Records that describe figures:
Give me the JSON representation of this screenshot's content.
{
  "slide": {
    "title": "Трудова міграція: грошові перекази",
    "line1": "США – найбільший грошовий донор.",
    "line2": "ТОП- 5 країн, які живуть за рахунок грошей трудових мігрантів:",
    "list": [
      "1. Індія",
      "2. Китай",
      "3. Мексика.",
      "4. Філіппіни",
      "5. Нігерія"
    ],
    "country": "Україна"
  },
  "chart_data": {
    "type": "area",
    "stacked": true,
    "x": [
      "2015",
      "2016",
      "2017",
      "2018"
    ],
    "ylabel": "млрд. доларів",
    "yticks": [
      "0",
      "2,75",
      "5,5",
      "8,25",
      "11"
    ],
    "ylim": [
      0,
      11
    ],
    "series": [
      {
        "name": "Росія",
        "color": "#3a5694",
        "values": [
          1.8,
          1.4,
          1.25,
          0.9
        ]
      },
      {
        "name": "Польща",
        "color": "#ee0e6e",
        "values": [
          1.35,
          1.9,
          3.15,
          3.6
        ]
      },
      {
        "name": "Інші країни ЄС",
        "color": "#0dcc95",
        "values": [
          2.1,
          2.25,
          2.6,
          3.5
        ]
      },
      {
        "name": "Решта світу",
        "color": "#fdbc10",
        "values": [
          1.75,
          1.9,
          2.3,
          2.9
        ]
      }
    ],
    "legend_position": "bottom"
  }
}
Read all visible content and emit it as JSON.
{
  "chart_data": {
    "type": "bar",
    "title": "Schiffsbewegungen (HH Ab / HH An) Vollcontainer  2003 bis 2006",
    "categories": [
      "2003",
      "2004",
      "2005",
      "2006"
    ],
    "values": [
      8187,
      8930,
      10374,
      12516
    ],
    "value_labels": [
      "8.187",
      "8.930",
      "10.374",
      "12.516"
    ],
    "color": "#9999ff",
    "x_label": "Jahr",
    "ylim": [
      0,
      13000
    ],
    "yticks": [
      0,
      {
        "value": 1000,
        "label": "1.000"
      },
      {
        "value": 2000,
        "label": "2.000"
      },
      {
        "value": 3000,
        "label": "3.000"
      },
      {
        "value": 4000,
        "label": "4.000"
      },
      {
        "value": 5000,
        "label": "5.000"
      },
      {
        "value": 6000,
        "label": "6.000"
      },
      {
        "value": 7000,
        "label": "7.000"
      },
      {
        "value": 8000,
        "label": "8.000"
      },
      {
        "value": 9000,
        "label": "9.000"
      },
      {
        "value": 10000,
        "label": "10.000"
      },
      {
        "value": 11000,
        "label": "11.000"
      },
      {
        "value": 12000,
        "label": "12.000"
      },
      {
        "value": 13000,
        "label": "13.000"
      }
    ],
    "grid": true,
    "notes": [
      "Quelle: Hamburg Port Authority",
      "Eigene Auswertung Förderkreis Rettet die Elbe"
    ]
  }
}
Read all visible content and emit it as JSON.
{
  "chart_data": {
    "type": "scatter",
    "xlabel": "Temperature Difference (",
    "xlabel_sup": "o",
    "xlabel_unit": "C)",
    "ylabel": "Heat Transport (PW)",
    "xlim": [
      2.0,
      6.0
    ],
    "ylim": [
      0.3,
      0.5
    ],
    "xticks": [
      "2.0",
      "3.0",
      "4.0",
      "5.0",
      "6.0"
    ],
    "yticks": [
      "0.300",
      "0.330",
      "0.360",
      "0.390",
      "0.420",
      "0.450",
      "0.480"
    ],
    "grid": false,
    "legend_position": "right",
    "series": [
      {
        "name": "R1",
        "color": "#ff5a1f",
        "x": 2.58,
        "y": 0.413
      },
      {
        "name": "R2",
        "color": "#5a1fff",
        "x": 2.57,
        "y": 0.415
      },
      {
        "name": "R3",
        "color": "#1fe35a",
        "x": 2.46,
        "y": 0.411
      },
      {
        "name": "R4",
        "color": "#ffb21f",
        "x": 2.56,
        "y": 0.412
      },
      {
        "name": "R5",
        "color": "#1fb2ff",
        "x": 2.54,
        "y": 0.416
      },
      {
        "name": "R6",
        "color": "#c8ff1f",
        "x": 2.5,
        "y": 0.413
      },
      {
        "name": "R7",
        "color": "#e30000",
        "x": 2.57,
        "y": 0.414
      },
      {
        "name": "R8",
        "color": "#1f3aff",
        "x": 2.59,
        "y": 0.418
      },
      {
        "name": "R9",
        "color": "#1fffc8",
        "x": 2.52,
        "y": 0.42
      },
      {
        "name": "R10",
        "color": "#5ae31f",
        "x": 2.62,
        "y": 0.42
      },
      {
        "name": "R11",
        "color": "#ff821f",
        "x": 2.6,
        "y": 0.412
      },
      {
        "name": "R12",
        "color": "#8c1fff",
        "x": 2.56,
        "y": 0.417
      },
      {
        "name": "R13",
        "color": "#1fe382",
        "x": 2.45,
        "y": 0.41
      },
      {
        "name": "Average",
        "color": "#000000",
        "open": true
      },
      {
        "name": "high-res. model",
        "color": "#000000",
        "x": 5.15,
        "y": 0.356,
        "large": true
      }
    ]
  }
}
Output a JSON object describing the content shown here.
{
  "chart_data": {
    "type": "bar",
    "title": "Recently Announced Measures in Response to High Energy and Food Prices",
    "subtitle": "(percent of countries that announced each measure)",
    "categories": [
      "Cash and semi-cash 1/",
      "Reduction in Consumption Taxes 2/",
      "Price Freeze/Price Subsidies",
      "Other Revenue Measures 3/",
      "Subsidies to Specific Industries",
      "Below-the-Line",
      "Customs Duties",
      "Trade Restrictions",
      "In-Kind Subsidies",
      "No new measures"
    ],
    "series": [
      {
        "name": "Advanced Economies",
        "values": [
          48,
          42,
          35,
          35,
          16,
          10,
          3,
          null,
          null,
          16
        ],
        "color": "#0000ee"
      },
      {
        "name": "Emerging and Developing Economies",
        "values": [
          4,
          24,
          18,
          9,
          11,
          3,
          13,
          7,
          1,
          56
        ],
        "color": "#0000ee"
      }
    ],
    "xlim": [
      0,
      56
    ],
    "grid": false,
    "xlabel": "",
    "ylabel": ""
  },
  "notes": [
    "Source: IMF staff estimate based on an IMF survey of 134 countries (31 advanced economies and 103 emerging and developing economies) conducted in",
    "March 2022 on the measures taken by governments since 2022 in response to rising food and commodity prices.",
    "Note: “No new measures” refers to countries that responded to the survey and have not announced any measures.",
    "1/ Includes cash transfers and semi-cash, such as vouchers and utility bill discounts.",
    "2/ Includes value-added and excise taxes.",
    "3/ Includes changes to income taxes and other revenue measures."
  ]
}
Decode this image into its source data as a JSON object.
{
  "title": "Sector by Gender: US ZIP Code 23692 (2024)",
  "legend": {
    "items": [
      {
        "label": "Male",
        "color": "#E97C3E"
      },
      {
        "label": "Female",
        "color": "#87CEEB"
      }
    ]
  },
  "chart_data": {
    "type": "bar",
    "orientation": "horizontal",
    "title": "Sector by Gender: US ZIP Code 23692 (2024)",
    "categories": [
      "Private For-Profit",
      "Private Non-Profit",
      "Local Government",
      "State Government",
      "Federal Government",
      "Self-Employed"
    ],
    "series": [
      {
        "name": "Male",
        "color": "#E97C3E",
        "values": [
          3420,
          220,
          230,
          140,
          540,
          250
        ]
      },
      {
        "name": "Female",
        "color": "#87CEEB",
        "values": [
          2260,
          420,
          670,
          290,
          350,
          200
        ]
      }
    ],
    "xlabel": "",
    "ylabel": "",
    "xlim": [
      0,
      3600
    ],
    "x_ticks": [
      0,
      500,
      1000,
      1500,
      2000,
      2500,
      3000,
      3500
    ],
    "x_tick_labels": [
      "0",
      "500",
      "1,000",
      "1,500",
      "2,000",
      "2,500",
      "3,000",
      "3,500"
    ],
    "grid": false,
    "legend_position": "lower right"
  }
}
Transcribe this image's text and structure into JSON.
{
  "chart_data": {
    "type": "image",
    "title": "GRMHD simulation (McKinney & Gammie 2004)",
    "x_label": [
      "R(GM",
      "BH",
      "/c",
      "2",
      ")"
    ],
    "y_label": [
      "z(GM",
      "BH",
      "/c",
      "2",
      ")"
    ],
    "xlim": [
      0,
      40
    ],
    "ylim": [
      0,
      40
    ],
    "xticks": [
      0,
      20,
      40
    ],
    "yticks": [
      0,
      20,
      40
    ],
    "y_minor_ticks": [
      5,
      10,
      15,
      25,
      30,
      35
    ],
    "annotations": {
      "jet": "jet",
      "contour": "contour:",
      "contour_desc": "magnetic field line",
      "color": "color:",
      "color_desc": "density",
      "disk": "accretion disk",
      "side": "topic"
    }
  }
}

EXERCISE BRIEF: Select and copy every line from the records that includes the word "Profit".

OUTPUT:
      "Private For-Profit",
      "Private Non-Profit",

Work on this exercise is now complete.